### To be done:
Return the records that follow unaltered. Omit every picture.

### Records supplied:
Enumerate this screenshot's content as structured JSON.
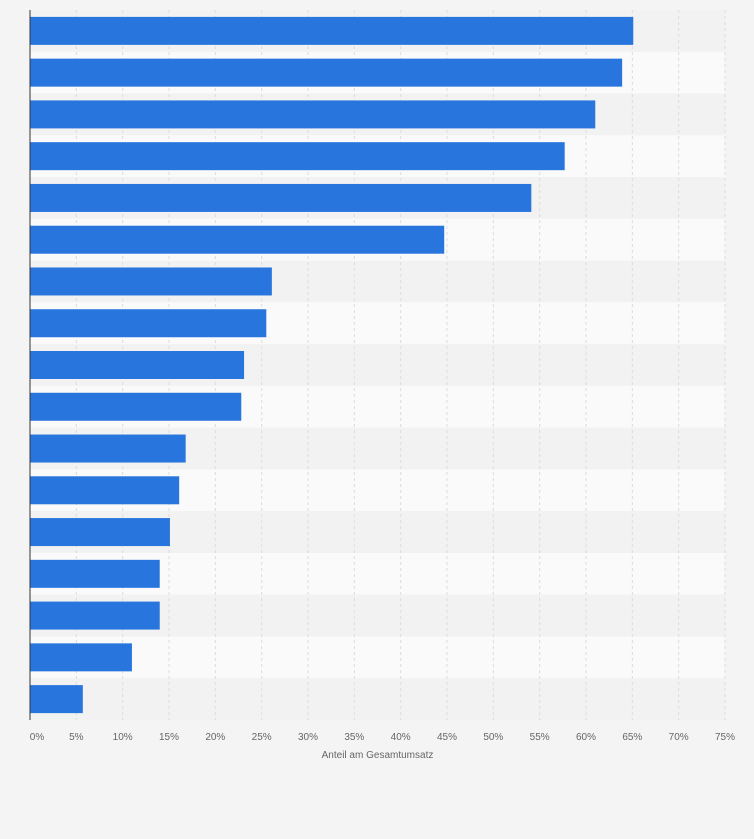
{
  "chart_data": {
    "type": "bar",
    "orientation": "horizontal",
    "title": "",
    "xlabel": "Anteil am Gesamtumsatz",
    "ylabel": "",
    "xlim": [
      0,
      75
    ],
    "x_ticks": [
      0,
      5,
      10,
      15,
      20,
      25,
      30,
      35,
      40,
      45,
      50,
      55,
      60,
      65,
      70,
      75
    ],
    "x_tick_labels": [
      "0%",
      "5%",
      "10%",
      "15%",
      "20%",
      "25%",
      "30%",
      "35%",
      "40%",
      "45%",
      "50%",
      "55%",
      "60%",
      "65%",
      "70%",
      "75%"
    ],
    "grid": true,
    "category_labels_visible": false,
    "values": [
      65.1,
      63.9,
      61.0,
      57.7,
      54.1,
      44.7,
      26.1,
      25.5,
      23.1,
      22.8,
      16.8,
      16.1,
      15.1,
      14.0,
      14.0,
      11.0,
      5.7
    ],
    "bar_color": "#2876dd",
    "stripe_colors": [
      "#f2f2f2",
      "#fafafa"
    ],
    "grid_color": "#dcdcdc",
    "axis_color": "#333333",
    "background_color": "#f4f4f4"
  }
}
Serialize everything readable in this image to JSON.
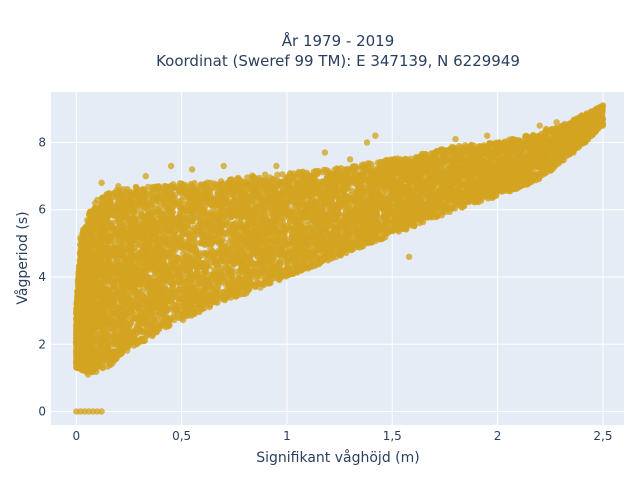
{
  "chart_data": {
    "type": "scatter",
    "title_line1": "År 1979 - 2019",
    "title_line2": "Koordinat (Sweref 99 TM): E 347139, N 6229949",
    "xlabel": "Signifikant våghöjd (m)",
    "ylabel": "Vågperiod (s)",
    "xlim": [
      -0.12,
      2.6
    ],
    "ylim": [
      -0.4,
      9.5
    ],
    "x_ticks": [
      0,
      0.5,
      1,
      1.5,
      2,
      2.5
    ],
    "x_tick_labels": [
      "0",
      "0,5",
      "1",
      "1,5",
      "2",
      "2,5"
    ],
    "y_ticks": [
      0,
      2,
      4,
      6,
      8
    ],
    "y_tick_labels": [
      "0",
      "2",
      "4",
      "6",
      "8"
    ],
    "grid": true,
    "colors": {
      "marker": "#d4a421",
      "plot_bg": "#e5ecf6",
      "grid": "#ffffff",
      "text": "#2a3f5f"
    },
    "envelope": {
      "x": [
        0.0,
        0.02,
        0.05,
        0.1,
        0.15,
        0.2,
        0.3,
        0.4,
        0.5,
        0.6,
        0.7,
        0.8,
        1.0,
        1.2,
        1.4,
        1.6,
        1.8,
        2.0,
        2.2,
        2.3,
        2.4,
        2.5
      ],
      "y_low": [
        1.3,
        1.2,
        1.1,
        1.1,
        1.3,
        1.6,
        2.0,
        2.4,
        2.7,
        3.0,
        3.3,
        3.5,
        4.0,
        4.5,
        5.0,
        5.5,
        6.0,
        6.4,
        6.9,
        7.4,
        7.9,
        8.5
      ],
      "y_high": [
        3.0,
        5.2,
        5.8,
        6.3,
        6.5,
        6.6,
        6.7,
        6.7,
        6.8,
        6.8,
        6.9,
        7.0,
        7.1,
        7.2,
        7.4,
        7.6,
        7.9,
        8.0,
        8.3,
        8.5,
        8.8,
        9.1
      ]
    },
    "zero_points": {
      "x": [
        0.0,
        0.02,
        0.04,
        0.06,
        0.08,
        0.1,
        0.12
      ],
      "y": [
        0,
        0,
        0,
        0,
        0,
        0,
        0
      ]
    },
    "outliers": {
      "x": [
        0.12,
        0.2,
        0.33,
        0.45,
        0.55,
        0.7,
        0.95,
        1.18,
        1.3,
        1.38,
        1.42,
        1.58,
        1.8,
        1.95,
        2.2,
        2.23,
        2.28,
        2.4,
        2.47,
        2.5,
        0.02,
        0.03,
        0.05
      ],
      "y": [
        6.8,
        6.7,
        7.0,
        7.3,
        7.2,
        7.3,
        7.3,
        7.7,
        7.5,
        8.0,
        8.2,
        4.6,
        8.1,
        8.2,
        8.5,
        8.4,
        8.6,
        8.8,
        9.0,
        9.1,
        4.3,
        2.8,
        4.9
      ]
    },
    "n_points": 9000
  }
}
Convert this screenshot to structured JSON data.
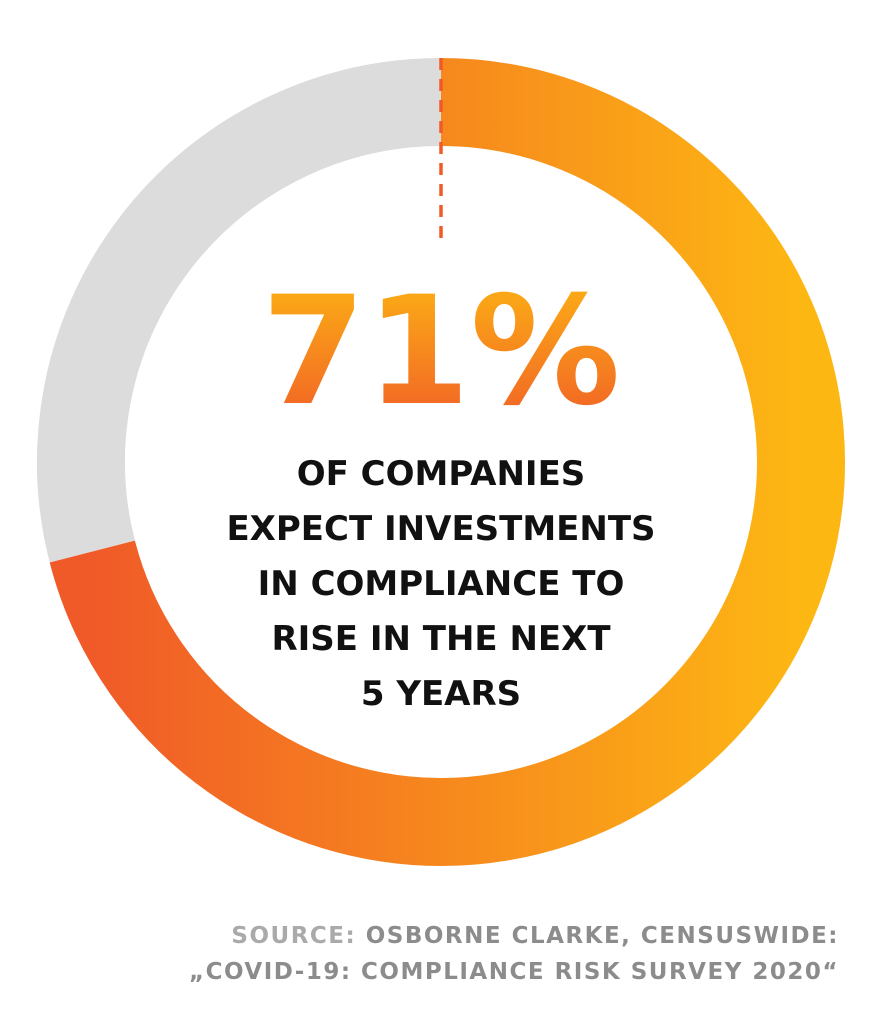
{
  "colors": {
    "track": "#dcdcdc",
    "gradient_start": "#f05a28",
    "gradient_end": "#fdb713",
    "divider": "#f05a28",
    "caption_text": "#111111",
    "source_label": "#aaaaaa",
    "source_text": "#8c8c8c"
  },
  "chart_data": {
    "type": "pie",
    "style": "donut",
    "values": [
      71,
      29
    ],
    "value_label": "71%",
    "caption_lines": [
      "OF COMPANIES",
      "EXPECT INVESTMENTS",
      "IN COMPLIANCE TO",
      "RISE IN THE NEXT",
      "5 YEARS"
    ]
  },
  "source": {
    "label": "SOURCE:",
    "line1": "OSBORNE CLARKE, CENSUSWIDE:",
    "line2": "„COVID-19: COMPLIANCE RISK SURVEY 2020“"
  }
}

### Answer to this exercise:
Enumerate this screenshot's content as structured JSON.
{
  "chart_data": {
    "type": "bar",
    "orientation": "horizontal",
    "title": "",
    "xlabel": "Anteil am Gesamtumsatz",
    "ylabel": "",
    "xlim": [
      0,
      75
    ],
    "x_ticks": [
      0,
      5,
      10,
      15,
      20,
      25,
      30,
      35,
      40,
      45,
      50,
      55,
      60,
      65,
      70,
      75
    ],
    "x_tick_labels": [
      "0%",
      "5%",
      "10%",
      "15%",
      "20%",
      "25%",
      "30%",
      "35%",
      "40%",
      "45%",
      "50%",
      "55%",
      "60%",
      "65%",
      "70%",
      "75%"
    ],
    "grid": true,
    "category_labels_visible": false,
    "values": [
      65.1,
      63.9,
      61.0,
      57.7,
      54.1,
      44.7,
      26.1,
      25.5,
      23.1,
      22.8,
      16.8,
      16.1,
      15.1,
      14.0,
      14.0,
      11.0,
      5.7
    ],
    "bar_color": "#2876dd",
    "stripe_colors": [
      "#f2f2f2",
      "#fafafa"
    ],
    "grid_color": "#dcdcdc",
    "axis_color": "#333333",
    "background_color": "#f4f4f4"
  }
}
Serialize everything readable in this image to JSON.
{
  "chart_data": {
    "type": "scatter",
    "title_line1": "År 1979 - 2019",
    "title_line2": "Koordinat (Sweref 99 TM): E 347139, N 6229949",
    "xlabel": "Signifikant våghöjd (m)",
    "ylabel": "Vågperiod (s)",
    "xlim": [
      -0.12,
      2.6
    ],
    "ylim": [
      -0.4,
      9.5
    ],
    "x_ticks": [
      0,
      0.5,
      1,
      1.5,
      2,
      2.5
    ],
    "x_tick_labels": [
      "0",
      "0,5",
      "1",
      "1,5",
      "2",
      "2,5"
    ],
    "y_ticks": [
      0,
      2,
      4,
      6,
      8
    ],
    "y_tick_labels": [
      "0",
      "2",
      "4",
      "6",
      "8"
    ],
    "grid": true,
    "colors": {
      "marker": "#d4a421",
      "plot_bg": "#e5ecf6",
      "grid": "#ffffff",
      "text": "#2a3f5f"
    },
    "envelope": {
      "x": [
        0.0,
        0.02,
        0.05,
        0.1,
        0.15,
        0.2,
        0.3,
        0.4,
        0.5,
        0.6,
        0.7,
        0.8,
        1.0,
        1.2,
        1.4,
        1.6,
        1.8,
        2.0,
        2.2,
        2.3,
        2.4,
        2.5
      ],
      "y_low": [
        1.3,
        1.2,
        1.1,
        1.1,
        1.3,
        1.6,
        2.0,
        2.4,
        2.7,
        3.0,
        3.3,
        3.5,
        4.0,
        4.5,
        5.0,
        5.5,
        6.0,
        6.4,
        6.9,
        7.4,
        7.9,
        8.5
      ],
      "y_high": [
        3.0,
        5.2,
        5.8,
        6.3,
        6.5,
        6.6,
        6.7,
        6.7,
        6.8,
        6.8,
        6.9,
        7.0,
        7.1,
        7.2,
        7.4,
        7.6,
        7.9,
        8.0,
        8.3,
        8.5,
        8.8,
        9.1
      ]
    },
    "zero_points": {
      "x": [
        0.0,
        0.02,
        0.04,
        0.06,
        0.08,
        0.1,
        0.12
      ],
      "y": [
        0,
        0,
        0,
        0,
        0,
        0,
        0
      ]
    },
    "outliers": {
      "x": [
        0.12,
        0.2,
        0.33,
        0.45,
        0.55,
        0.7,
        0.95,
        1.18,
        1.3,
        1.38,
        1.42,
        1.58,
        1.8,
        1.95,
        2.2,
        2.23,
        2.28,
        2.4,
        2.47,
        2.5,
        0.02,
        0.03,
        0.05
      ],
      "y": [
        6.8,
        6.7,
        7.0,
        7.3,
        7.2,
        7.3,
        7.3,
        7.7,
        7.5,
        8.0,
        8.2,
        4.6,
        8.1,
        8.2,
        8.5,
        8.4,
        8.6,
        8.8,
        9.0,
        9.1,
        4.3,
        2.8,
        4.9
      ]
    },
    "n_points": 9000
  }
}
Convert this screenshot to structured JSON data.
{
  "colors": {
    "track": "#dcdcdc",
    "gradient_start": "#f05a28",
    "gradient_end": "#fdb713",
    "divider": "#f05a28",
    "caption_text": "#111111",
    "source_label": "#aaaaaa",
    "source_text": "#8c8c8c"
  },
  "chart_data": {
    "type": "pie",
    "style": "donut",
    "values": [
      71,
      29
    ],
    "value_label": "71%",
    "caption_lines": [
      "OF COMPANIES",
      "EXPECT INVESTMENTS",
      "IN COMPLIANCE TO",
      "RISE IN THE NEXT",
      "5 YEARS"
    ]
  },
  "source": {
    "label": "SOURCE:",
    "line1": "OSBORNE CLARKE, CENSUSWIDE:",
    "line2": "„COVID-19: COMPLIANCE RISK SURVEY 2020“"
  }
}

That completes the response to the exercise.